◆ Direction ◆
Copy out the entries below precisely; nothing is to be omitted.

◆ Data extract ◆
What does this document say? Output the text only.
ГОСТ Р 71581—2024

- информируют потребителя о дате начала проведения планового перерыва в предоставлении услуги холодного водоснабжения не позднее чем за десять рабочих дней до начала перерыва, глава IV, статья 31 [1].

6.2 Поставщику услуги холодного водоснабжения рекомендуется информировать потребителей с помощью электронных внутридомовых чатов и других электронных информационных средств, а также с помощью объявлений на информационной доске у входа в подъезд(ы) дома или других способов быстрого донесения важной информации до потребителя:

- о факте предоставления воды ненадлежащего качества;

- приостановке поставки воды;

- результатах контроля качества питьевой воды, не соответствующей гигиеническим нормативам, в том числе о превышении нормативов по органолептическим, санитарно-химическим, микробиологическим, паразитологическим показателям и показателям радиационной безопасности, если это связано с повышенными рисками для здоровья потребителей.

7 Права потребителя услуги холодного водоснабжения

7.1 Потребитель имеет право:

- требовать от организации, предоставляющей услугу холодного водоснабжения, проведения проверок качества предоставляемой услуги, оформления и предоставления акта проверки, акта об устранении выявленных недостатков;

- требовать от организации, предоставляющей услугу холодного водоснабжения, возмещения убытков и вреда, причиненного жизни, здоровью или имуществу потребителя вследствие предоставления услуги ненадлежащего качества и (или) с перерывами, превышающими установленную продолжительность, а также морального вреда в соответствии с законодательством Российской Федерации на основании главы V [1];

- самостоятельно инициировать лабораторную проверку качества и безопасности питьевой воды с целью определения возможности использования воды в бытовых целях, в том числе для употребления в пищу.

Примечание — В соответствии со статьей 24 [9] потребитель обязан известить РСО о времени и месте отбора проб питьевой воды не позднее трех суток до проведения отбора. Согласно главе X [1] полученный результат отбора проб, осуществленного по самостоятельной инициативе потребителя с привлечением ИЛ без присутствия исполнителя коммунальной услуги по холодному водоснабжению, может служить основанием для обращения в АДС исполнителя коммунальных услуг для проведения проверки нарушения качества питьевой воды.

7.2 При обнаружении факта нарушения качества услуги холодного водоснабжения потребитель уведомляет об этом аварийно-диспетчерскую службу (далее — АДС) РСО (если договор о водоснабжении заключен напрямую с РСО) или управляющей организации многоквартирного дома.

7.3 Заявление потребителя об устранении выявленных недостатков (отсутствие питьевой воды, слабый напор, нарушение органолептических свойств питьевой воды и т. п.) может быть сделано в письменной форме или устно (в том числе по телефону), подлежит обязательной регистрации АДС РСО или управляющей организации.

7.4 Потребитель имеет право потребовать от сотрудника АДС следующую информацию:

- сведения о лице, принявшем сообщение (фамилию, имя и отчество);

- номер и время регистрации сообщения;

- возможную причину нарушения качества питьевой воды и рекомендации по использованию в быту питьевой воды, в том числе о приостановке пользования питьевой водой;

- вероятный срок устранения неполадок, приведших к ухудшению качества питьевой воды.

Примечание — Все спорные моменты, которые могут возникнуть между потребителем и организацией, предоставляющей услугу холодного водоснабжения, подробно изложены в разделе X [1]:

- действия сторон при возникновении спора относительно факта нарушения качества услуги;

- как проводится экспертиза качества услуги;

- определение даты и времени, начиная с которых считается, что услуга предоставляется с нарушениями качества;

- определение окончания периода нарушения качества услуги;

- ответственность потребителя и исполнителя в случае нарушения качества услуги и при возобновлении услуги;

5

◆ Final result ◆
What does this document say? Output the text only.
ГОСТ Р 71581—2024

- информируют потребителя о дате начала проведения планового перерыва в предоставлении услуги холодного водоснабжения не позднее чем за десять рабочих дней до начала перерыва, глава IV, статья 31 [1].

6.2 Поставщику услуги холодного водоснабжения рекомендуется информировать потребителей с помощью электронных внутридомовых чатов и других электронных информационных средств, а также с помощью объявлений на информационной доске у входа в подъезд(ы) дома или других способов быстрого донесения важной информации до потребителя:

- о факте предоставления воды ненадлежащего качества;

- приостановке поставки воды;

- результатах контроля качества питьевой воды, не соответствующей гигиеническим нормативам, в том числе о превышении нормативов по органолептическим, санитарно-химическим, микробиологическим, паразитологическим показателям и показателям радиационной безопасности, если это связано с повышенными рисками для здоровья потребителей.

7 Права потребителя услуги холодного водоснабжения

7.1 Потребитель имеет право:

- требовать от организации, предоставляющей услугу холодного водоснабжения, проведения проверок качества предоставляемой услуги, оформления и предоставления акта проверки, акта об устранении выявленных недостатков;

- требовать от организации, предоставляющей услугу холодного водоснабжения, возмещения убытков и вреда, причиненного жизни, здоровью или имуществу потребителя вследствие предоставления услуги ненадлежащего качества и (или) с перерывами, превышающими установленную продолжительность, а также морального вреда в соответствии с законодательством Российской Федерации на основании главы V [1];

- самостоятельно инициировать лабораторную проверку качества и безопасности питьевой воды с целью определения возможности использования воды в бытовых целях, в том числе для употребления в пищу.

Примечание — В соответствии со статьей 24 [9] потребитель обязан известить РСО о времени и месте отбора проб питьевой воды не позднее трех суток до проведения отбора. Согласно главе X [1] полученный результат отбора проб, осуществленного по самостоятельной инициативе потребителя с привлечением ИЛ без присутствия исполнителя коммунальной услуги по холодному водоснабжению, может служить основанием для обращения в АДС исполнителя коммунальных услуг для проведения проверки нарушения качества питьевой воды.

7.2 При обнаружении факта нарушения качества услуги холодного водоснабжения потребитель уведомляет об этом аварийно-диспетчерскую службу (далее — АДС) РСО (если договор о водоснабжении заключен напрямую с РСО) или управляющей организации многоквартирного дома.

7.3 Заявление потребителя об устранении выявленных недостатков (отсутствие питьевой воды, слабый напор, нарушение органолептических свойств питьевой воды и т. п.) может быть сделано в письменной форме или устно (в том числе по телефону), подлежит обязательной регистрации АДС РСО или управляющей организации.

7.4 Потребитель имеет право потребовать от сотрудника АДС следующую информацию:

- сведения о лице, принявшем сообщение (фамилию, имя и отчество);

- номер и время регистрации сообщения;

- возможную причину нарушения качества питьевой воды и рекомендации по использованию в быту питьевой воды, в том числе о приостановке пользования питьевой водой;

- вероятный срок устранения неполадок, приведших к ухудшению качества питьевой воды.

Примечание — Все спорные моменты, которые могут возникнуть между потребителем и организацией, предоставляющей услугу холодного водоснабжения, подробно изложены в разделе X [1]:

- действия сторон при возникновении спора относительно факта нарушения качества услуги;

- как проводится экспертиза качества услуги;

- определение даты и времени, начиная с которых считается, что услуга предоставляется с нарушениями качества;

- определение окончания периода нарушения качества услуги;

- ответственность потребителя и исполнителя в случае нарушения качества услуги и при возобновлении услуги;

5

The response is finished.